▸ STATED PROBLEM
Write out the material below again, unchanged.

▸ SUPPLIED DATA
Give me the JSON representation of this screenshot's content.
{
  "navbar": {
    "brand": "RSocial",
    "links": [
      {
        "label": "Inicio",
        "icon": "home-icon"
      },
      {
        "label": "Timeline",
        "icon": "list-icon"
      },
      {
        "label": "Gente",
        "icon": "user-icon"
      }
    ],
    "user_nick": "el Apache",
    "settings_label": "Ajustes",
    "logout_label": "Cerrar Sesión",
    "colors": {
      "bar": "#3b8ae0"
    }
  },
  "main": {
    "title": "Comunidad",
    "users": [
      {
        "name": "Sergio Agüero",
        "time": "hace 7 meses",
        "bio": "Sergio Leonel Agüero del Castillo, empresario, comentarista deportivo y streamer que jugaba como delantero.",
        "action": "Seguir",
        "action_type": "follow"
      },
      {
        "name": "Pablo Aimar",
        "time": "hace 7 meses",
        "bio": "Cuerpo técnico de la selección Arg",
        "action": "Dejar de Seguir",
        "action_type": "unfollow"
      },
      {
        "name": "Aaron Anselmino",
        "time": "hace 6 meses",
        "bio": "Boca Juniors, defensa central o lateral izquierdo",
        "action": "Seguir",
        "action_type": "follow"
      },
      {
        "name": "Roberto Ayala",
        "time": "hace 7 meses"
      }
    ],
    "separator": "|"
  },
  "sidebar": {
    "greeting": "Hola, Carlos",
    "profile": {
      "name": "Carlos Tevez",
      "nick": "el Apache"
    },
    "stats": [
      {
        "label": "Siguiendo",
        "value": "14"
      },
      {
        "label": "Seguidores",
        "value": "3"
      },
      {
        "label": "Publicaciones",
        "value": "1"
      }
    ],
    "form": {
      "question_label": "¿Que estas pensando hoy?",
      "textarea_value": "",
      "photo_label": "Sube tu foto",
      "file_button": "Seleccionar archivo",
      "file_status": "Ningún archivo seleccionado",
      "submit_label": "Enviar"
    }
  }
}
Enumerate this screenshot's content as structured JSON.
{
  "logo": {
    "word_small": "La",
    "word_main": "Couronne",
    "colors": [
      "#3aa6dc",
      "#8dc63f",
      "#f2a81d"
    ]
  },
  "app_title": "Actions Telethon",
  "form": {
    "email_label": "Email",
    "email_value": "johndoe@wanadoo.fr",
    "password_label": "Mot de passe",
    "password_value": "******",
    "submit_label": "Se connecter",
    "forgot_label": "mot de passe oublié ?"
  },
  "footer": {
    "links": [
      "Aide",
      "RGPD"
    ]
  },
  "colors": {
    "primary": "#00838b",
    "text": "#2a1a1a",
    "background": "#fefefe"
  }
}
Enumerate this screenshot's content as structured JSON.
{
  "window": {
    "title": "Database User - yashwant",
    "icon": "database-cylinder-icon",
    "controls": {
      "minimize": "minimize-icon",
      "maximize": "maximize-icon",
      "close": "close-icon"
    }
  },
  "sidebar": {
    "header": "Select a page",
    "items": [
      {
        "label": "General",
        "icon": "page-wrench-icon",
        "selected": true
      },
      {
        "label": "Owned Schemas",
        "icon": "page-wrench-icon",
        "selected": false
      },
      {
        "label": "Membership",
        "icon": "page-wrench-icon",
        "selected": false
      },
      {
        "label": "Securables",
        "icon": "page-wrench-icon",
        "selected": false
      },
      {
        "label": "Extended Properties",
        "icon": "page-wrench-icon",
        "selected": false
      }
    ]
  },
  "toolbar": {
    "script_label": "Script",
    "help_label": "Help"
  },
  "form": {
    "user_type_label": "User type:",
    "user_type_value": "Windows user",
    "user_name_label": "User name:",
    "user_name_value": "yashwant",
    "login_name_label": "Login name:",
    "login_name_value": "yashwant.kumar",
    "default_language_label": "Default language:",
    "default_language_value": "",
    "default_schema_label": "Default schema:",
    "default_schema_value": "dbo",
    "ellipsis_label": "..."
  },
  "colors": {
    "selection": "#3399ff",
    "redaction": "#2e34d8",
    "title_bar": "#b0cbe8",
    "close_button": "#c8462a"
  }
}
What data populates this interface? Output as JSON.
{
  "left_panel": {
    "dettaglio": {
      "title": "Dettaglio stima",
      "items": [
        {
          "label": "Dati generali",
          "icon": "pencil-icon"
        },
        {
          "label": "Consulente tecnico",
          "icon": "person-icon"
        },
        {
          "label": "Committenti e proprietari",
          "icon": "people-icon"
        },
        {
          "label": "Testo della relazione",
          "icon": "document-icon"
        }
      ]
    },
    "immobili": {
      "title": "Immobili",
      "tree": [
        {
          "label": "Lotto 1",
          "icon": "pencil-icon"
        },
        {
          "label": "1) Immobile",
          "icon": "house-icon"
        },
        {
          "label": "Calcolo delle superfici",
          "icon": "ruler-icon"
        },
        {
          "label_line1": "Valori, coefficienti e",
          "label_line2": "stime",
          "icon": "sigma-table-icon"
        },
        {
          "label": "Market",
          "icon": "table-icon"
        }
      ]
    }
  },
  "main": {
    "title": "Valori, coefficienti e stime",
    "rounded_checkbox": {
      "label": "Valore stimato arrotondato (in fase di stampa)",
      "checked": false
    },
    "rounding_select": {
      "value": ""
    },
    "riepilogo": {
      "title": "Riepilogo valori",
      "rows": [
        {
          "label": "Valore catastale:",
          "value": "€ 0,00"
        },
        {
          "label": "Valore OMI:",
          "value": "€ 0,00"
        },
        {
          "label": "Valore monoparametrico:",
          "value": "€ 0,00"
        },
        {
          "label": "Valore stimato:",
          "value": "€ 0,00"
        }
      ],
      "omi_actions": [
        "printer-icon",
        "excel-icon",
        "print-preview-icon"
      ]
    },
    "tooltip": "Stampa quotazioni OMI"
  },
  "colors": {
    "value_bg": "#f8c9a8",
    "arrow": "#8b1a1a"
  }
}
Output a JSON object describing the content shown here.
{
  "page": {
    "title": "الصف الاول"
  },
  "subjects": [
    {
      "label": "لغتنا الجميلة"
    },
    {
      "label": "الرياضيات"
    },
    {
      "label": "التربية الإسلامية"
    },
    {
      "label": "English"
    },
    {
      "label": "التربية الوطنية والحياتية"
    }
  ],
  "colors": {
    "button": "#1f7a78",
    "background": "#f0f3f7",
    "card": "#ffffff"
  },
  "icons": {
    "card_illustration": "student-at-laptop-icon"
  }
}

▸ TASK OUTPUT
Give me the JSON representation of this screenshot's content.
{
  "navbar": {
    "brand": "RSocial",
    "links": [
      {
        "label": "Inicio",
        "icon": "home-icon"
      },
      {
        "label": "Timeline",
        "icon": "list-icon"
      },
      {
        "label": "Gente",
        "icon": "user-icon"
      }
    ],
    "user_nick": "el Apache",
    "settings_label": "Ajustes",
    "logout_label": "Cerrar Sesión",
    "colors": {
      "bar": "#3b8ae0"
    }
  },
  "main": {
    "title": "Comunidad",
    "users": [
      {
        "name": "Sergio Agüero",
        "time": "hace 7 meses",
        "bio": "Sergio Leonel Agüero del Castillo, empresario, comentarista deportivo y streamer que jugaba como delantero.",
        "action": "Seguir",
        "action_type": "follow"
      },
      {
        "name": "Pablo Aimar",
        "time": "hace 7 meses",
        "bio": "Cuerpo técnico de la selección Arg",
        "action": "Dejar de Seguir",
        "action_type": "unfollow"
      },
      {
        "name": "Aaron Anselmino",
        "time": "hace 6 meses",
        "bio": "Boca Juniors, defensa central o lateral izquierdo",
        "action": "Seguir",
        "action_type": "follow"
      },
      {
        "name": "Roberto Ayala",
        "time": "hace 7 meses"
      }
    ],
    "separator": "|"
  },
  "sidebar": {
    "greeting": "Hola, Carlos",
    "profile": {
      "name": "Carlos Tevez",
      "nick": "el Apache"
    },
    "stats": [
      {
        "label": "Siguiendo",
        "value": "14"
      },
      {
        "label": "Seguidores",
        "value": "3"
      },
      {
        "label": "Publicaciones",
        "value": "1"
      }
    ],
    "form": {
      "question_label": "¿Que estas pensando hoy?",
      "textarea_value": "",
      "photo_label": "Sube tu foto",
      "file_button": "Seleccionar archivo",
      "file_status": "Ningún archivo seleccionado",
      "submit_label": "Enviar"
    }
  }
}
Enumerate this screenshot's content as structured JSON.
{
  "logo": {
    "word_small": "La",
    "word_main": "Couronne",
    "colors": [
      "#3aa6dc",
      "#8dc63f",
      "#f2a81d"
    ]
  },
  "app_title": "Actions Telethon",
  "form": {
    "email_label": "Email",
    "email_value": "johndoe@wanadoo.fr",
    "password_label": "Mot de passe",
    "password_value": "******",
    "submit_label": "Se connecter",
    "forgot_label": "mot de passe oublié ?"
  },
  "footer": {
    "links": [
      "Aide",
      "RGPD"
    ]
  },
  "colors": {
    "primary": "#00838b",
    "text": "#2a1a1a",
    "background": "#fefefe"
  }
}
Enumerate this screenshot's content as structured JSON.
{
  "window": {
    "title": "Database User - yashwant",
    "icon": "database-cylinder-icon",
    "controls": {
      "minimize": "minimize-icon",
      "maximize": "maximize-icon",
      "close": "close-icon"
    }
  },
  "sidebar": {
    "header": "Select a page",
    "items": [
      {
        "label": "General",
        "icon": "page-wrench-icon",
        "selected": true
      },
      {
        "label": "Owned Schemas",
        "icon": "page-wrench-icon",
        "selected": false
      },
      {
        "label": "Membership",
        "icon": "page-wrench-icon",
        "selected": false
      },
      {
        "label": "Securables",
        "icon": "page-wrench-icon",
        "selected": false
      },
      {
        "label": "Extended Properties",
        "icon": "page-wrench-icon",
        "selected": false
      }
    ]
  },
  "toolbar": {
    "script_label": "Script",
    "help_label": "Help"
  },
  "form": {
    "user_type_label": "User type:",
    "user_type_value": "Windows user",
    "user_name_label": "User name:",
    "user_name_value": "yashwant",
    "login_name_label": "Login name:",
    "login_name_value": "yashwant.kumar",
    "default_language_label": "Default language:",
    "default_language_value": "",
    "default_schema_label": "Default schema:",
    "default_schema_value": "dbo",
    "ellipsis_label": "..."
  },
  "colors": {
    "selection": "#3399ff",
    "redaction": "#2e34d8",
    "title_bar": "#b0cbe8",
    "close_button": "#c8462a"
  }
}
What data populates this interface? Output as JSON.
{
  "left_panel": {
    "dettaglio": {
      "title": "Dettaglio stima",
      "items": [
        {
          "label": "Dati generali",
          "icon": "pencil-icon"
        },
        {
          "label": "Consulente tecnico",
          "icon": "person-icon"
        },
        {
          "label": "Committenti e proprietari",
          "icon": "people-icon"
        },
        {
          "label": "Testo della relazione",
          "icon": "document-icon"
        }
      ]
    },
    "immobili": {
      "title": "Immobili",
      "tree": [
        {
          "label": "Lotto 1",
          "icon": "pencil-icon"
        },
        {
          "label": "1) Immobile",
          "icon": "house-icon"
        },
        {
          "label": "Calcolo delle superfici",
          "icon": "ruler-icon"
        },
        {
          "label_line1": "Valori, coefficienti e",
          "label_line2": "stime",
          "icon": "sigma-table-icon"
        },
        {
          "label": "Market",
          "icon": "table-icon"
        }
      ]
    }
  },
  "main": {
    "title": "Valori, coefficienti e stime",
    "rounded_checkbox": {
      "label": "Valore stimato arrotondato (in fase di stampa)",
      "checked": false
    },
    "rounding_select": {
      "value": ""
    },
    "riepilogo": {
      "title": "Riepilogo valori",
      "rows": [
        {
          "label": "Valore catastale:",
          "value": "€ 0,00"
        },
        {
          "label": "Valore OMI:",
          "value": "€ 0,00"
        },
        {
          "label": "Valore monoparametrico:",
          "value": "€ 0,00"
        },
        {
          "label": "Valore stimato:",
          "value": "€ 0,00"
        }
      ],
      "omi_actions": [
        "printer-icon",
        "excel-icon",
        "print-preview-icon"
      ]
    },
    "tooltip": "Stampa quotazioni OMI"
  },
  "colors": {
    "value_bg": "#f8c9a8",
    "arrow": "#8b1a1a"
  }
}
Output a JSON object describing the content shown here.
{
  "page": {
    "title": "الصف الاول"
  },
  "subjects": [
    {
      "label": "لغتنا الجميلة"
    },
    {
      "label": "الرياضيات"
    },
    {
      "label": "التربية الإسلامية"
    },
    {
      "label": "English"
    },
    {
      "label": "التربية الوطنية والحياتية"
    }
  ],
  "colors": {
    "button": "#1f7a78",
    "background": "#f0f3f7",
    "card": "#ffffff"
  },
  "icons": {
    "card_illustration": "student-at-laptop-icon"
  }
}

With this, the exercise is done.